_WAS ZU TUN IST_.
1. Gib aus dem Text über CSU und Freie Wähler den Abschnitt wörtlich wieder, der mit den Worten „Zur Erinnerung: Am“ anfängt und mit „Teilbereichen völlig verzettelt.“ aufhört.
2. Schreib den Text über die Koalition von CSU und Freien Wählern im Anschluss an seinen letzten Satz weiter.

_TEXT_.
CSU und Freie Wähler

Bayerischer Basar

von Redaktion

MIKE SCHIER

Es ging aus, wie so oft: Vor der gestrigen Kabinettssitzung legten sich die Freien Wähler inklusive Kultusminister mächtig für Schul-Öffnungen ins Zeug – am Ende blieben die Schulen über einer Inzidenz von 100 zu, dafür dürfen Gartencenter und Buchläden aufsperren. Das eine hat zwar nichts mit dem anderen zu tun. Aber in dieser lustigen Bayern-Koalition, die munter weiter regiert, obwohl CSU und Freie Wähler im zentralen Thema dieser Legislaturperiode fundamental unterschiedliche Ansätze vertreten, läuft das eben so. Bayerischer Basar. Und am Ende fällt die Entscheidung einstimmig.

Zur Erinnerung: Am 4. März hatte man die Buchläden als systemrelevant eingestuft, am 7. April mussten sie dann (wegen der Klage eines Schuhgeschäfts!) wieder schließen. Zwei Wochen später dürfen sie nun wieder aufsperren. Die ohne Zweifel schwierige Bekämpfung der Pandemie hat sich in Teilbereichen völlig verzettelt.

_EINGABEDATEN_.
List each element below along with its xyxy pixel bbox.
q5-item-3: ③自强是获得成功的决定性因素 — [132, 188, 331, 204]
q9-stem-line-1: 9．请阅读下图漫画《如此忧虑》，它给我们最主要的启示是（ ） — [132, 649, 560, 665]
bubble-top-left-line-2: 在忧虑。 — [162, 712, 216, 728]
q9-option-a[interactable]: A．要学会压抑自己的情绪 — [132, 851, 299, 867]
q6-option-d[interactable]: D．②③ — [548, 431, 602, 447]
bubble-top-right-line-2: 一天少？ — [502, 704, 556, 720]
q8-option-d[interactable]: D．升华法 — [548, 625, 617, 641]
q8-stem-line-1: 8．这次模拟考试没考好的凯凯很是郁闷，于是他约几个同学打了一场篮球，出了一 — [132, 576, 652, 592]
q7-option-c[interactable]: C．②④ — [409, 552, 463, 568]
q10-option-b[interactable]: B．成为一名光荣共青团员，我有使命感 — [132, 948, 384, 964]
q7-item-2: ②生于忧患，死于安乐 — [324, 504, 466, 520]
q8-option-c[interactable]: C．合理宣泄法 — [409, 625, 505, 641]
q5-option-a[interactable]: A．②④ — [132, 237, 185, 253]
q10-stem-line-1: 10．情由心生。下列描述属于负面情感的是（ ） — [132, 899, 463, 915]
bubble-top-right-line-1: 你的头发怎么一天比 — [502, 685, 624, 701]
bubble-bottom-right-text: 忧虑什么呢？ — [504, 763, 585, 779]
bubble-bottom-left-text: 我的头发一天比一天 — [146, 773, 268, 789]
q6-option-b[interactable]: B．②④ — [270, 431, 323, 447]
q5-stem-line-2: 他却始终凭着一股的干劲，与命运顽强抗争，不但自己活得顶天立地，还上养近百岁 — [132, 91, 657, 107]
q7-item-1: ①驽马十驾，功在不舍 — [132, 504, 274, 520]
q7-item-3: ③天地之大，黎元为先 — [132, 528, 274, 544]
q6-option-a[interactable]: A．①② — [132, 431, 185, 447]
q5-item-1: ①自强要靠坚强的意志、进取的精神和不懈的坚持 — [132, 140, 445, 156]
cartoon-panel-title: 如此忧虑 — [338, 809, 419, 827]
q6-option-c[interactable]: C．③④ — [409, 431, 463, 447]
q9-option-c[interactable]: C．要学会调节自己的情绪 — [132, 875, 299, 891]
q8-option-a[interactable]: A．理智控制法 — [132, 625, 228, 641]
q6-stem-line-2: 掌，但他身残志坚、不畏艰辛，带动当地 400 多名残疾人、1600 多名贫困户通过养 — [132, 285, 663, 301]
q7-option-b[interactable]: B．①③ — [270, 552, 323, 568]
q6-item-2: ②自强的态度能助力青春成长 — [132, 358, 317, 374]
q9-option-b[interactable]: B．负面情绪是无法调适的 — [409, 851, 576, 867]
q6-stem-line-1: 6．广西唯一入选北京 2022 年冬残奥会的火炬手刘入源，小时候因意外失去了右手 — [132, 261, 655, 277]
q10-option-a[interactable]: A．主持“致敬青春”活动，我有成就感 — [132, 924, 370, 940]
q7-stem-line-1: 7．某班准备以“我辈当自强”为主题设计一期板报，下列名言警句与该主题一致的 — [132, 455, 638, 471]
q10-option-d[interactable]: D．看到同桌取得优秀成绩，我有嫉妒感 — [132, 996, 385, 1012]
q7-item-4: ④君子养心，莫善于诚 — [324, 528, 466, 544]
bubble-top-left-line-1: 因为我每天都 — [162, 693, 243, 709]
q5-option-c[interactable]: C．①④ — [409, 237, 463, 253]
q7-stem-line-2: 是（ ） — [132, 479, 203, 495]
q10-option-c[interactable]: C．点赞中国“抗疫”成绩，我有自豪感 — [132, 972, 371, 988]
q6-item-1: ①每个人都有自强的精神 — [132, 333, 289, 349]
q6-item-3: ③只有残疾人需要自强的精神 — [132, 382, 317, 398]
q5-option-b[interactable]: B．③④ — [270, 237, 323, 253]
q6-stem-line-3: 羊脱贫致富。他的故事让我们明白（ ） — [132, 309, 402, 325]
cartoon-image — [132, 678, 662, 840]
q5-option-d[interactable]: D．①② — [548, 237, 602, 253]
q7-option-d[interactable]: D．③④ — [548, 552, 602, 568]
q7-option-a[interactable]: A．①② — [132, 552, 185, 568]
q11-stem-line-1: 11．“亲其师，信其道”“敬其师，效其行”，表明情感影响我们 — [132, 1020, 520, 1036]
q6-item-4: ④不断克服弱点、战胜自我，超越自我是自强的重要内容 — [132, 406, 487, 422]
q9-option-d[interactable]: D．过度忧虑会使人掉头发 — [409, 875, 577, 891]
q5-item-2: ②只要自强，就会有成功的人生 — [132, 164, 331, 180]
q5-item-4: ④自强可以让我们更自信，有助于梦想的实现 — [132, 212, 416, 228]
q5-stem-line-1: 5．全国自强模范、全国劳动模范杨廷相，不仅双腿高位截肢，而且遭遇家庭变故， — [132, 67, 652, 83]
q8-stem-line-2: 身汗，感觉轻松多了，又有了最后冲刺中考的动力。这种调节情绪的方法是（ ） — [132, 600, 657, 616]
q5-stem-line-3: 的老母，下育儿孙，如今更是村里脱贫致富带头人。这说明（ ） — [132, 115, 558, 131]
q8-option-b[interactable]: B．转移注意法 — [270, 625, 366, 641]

_ANTWORTEN JE AUFGABE_.
1.
Zur Erinnerung: Am 4. März hatte man die Buchläden als systemrelevant eingestuft, am 7. April mussten sie dann (wegen der Klage eines Schuhgeschäfts!) wieder schließen. Zwei Wochen später dürfen sie nun wieder aufsperren. Die ohne Zweifel schwierige Bekämpfung der Pandemie hat sich in Teilbereichen völlig verzettelt.

2.
Gott sei Dank befinden wir uns in Sachen Lockdown – um Söder zu zitieren – am Beginn der langen Zielgerade. Umso wichtiger ist es, beim Impf-Schlussspurt alle Reserven zu mobilisieren. Warum dauerte es wochenlang, bis endlich „Modellbetriebe“ gefunden wurden. Warum bekommen Privatärzte keinen Impfstoff? Mehr Tempo, will man der Staatsregierung zurufen. Derzeit liegt Bayern in der Impfrangliste nur auf Platz 5 – hinter Bremen und Armin Laschets NRW. Wenn das kein Ansporn ist!